## STATED EXERCISE:
Assemble all lines in which the string "icon" appears.

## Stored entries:
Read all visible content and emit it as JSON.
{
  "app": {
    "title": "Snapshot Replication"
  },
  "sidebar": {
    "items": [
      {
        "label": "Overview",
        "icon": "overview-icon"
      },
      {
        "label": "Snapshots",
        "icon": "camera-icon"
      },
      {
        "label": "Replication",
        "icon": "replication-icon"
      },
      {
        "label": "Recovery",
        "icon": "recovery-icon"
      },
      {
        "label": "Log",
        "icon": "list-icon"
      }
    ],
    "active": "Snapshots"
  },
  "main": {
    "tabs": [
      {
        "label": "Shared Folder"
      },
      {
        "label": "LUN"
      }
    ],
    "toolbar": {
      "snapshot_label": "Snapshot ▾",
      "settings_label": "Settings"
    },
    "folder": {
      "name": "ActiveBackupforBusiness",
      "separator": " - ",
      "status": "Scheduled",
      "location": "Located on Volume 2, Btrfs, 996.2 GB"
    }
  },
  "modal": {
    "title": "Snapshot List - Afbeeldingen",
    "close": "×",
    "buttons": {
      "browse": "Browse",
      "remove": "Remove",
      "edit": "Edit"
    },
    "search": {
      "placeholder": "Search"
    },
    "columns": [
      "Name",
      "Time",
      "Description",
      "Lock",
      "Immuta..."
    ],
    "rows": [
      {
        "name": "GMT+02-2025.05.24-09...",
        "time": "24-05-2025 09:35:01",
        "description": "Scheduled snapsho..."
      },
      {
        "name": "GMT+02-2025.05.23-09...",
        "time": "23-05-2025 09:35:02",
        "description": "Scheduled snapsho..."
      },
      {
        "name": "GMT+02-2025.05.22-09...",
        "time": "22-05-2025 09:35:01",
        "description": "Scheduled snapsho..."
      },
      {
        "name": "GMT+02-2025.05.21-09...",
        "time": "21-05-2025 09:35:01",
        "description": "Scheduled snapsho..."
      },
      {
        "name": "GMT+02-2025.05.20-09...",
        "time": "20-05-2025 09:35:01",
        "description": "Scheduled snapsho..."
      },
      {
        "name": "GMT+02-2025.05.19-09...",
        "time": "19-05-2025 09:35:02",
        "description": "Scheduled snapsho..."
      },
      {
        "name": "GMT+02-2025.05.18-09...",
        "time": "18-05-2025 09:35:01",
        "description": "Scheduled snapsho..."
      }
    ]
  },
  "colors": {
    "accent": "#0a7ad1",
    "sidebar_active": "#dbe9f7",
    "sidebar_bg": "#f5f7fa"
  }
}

## ANSWER TO THIS PROBLEM:
        "icon": "overview-icon"
        "icon": "camera-icon"
        "icon": "replication-icon"
        "icon": "recovery-icon"
        "icon": "list-icon"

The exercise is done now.